### Task prompt:
Transcribe the entries below exactly.

### Source data:
+---+

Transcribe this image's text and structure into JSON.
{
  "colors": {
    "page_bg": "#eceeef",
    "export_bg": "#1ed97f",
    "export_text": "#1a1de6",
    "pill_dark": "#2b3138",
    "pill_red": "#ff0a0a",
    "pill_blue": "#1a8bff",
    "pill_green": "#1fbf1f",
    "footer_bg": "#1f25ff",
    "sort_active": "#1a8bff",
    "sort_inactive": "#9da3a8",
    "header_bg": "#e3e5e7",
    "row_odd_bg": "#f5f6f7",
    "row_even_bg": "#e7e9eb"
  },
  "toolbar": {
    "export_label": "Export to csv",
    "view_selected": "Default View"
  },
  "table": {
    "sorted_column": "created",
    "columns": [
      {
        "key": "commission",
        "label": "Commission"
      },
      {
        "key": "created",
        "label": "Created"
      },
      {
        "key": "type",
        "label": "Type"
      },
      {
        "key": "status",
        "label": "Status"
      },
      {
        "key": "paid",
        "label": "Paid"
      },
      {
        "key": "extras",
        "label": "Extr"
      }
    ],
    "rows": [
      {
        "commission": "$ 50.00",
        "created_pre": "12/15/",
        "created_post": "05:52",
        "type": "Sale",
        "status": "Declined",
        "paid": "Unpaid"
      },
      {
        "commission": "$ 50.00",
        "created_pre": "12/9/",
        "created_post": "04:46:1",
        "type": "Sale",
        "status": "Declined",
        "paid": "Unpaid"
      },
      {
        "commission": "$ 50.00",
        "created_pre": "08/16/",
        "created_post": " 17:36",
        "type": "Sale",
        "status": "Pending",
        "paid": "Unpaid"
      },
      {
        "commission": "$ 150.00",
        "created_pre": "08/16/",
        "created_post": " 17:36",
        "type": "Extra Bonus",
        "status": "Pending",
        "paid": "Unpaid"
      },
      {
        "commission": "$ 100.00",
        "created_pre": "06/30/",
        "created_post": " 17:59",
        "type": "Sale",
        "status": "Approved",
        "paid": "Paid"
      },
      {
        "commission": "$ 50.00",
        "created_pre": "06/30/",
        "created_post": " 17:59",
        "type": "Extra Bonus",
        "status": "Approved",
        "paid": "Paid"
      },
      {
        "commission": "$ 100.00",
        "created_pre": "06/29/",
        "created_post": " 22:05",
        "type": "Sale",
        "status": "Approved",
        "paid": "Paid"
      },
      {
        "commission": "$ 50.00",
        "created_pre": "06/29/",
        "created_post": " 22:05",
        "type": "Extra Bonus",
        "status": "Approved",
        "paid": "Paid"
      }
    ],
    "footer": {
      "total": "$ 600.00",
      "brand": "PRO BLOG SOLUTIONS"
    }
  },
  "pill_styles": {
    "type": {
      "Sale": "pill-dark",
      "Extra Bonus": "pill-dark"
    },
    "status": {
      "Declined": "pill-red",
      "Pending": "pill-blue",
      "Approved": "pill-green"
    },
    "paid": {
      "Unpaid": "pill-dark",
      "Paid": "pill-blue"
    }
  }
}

+---+

### Correct response:
Transcribe this image's text and structure into JSON.
{
  "colors": {
    "page_bg": "#eceeef",
    "export_bg": "#1ed97f",
    "export_text": "#1a1de6",
    "pill_dark": "#2b3138",
    "pill_red": "#ff0a0a",
    "pill_blue": "#1a8bff",
    "pill_green": "#1fbf1f",
    "footer_bg": "#1f25ff",
    "sort_active": "#1a8bff",
    "sort_inactive": "#9da3a8",
    "header_bg": "#e3e5e7",
    "row_odd_bg": "#f5f6f7",
    "row_even_bg": "#e7e9eb"
  },
  "toolbar": {
    "export_label": "Export to csv",
    "view_selected": "Default View"
  },
  "table": {
    "sorted_column": "created",
    "columns": [
      {
        "key": "commission",
        "label": "Commission"
      },
      {
        "key": "created",
        "label": "Created"
      },
      {
        "key": "type",
        "label": "Type"
      },
      {
        "key": "status",
        "label": "Status"
      },
      {
        "key": "paid",
        "label": "Paid"
      },
      {
        "key": "extras",
        "label": "Extr"
      }
    ],
    "rows": [
      {
        "commission": "$ 50.00",
        "created_pre": "12/15/",
        "created_post": "05:52",
        "type": "Sale",
        "status": "Declined",
        "paid": "Unpaid"
      },
      {
        "commission": "$ 50.00",
        "created_pre": "12/9/",
        "created_post": "04:46:1",
        "type": "Sale",
        "status": "Declined",
        "paid": "Unpaid"
      },
      {
        "commission": "$ 50.00",
        "created_pre": "08/16/",
        "created_post": " 17:36",
        "type": "Sale",
        "status": "Pending",
        "paid": "Unpaid"
      },
      {
        "commission": "$ 150.00",
        "created_pre": "08/16/",
        "created_post": " 17:36",
        "type": "Extra Bonus",
        "status": "Pending",
        "paid": "Unpaid"
      },
      {
        "commission": "$ 100.00",
        "created_pre": "06/30/",
        "created_post": " 17:59",
        "type": "Sale",
        "status": "Approved",
        "paid": "Paid"
      },
      {
        "commission": "$ 50.00",
        "created_pre": "06/30/",
        "created_post": " 17:59",
        "type": "Extra Bonus",
        "status": "Approved",
        "paid": "Paid"
      },
      {
        "commission": "$ 100.00",
        "created_pre": "06/29/",
        "created_post": " 22:05",
        "type": "Sale",
        "status": "Approved",
        "paid": "Paid"
      },
      {
        "commission": "$ 50.00",
        "created_pre": "06/29/",
        "created_post": " 22:05",
        "type": "Extra Bonus",
        "status": "Approved",
        "paid": "Paid"
      }
    ],
    "footer": {
      "total": "$ 600.00",
      "brand": "PRO BLOG SOLUTIONS"
    }
  },
  "pill_styles": {
    "type": {
      "Sale": "pill-dark",
      "Extra Bonus": "pill-dark"
    },
    "status": {
      "Declined": "pill-red",
      "Pending": "pill-blue",
      "Approved": "pill-green"
    },
    "paid": {
      "Unpaid": "pill-dark",
      "Paid": "pill-blue"
    }
  }
}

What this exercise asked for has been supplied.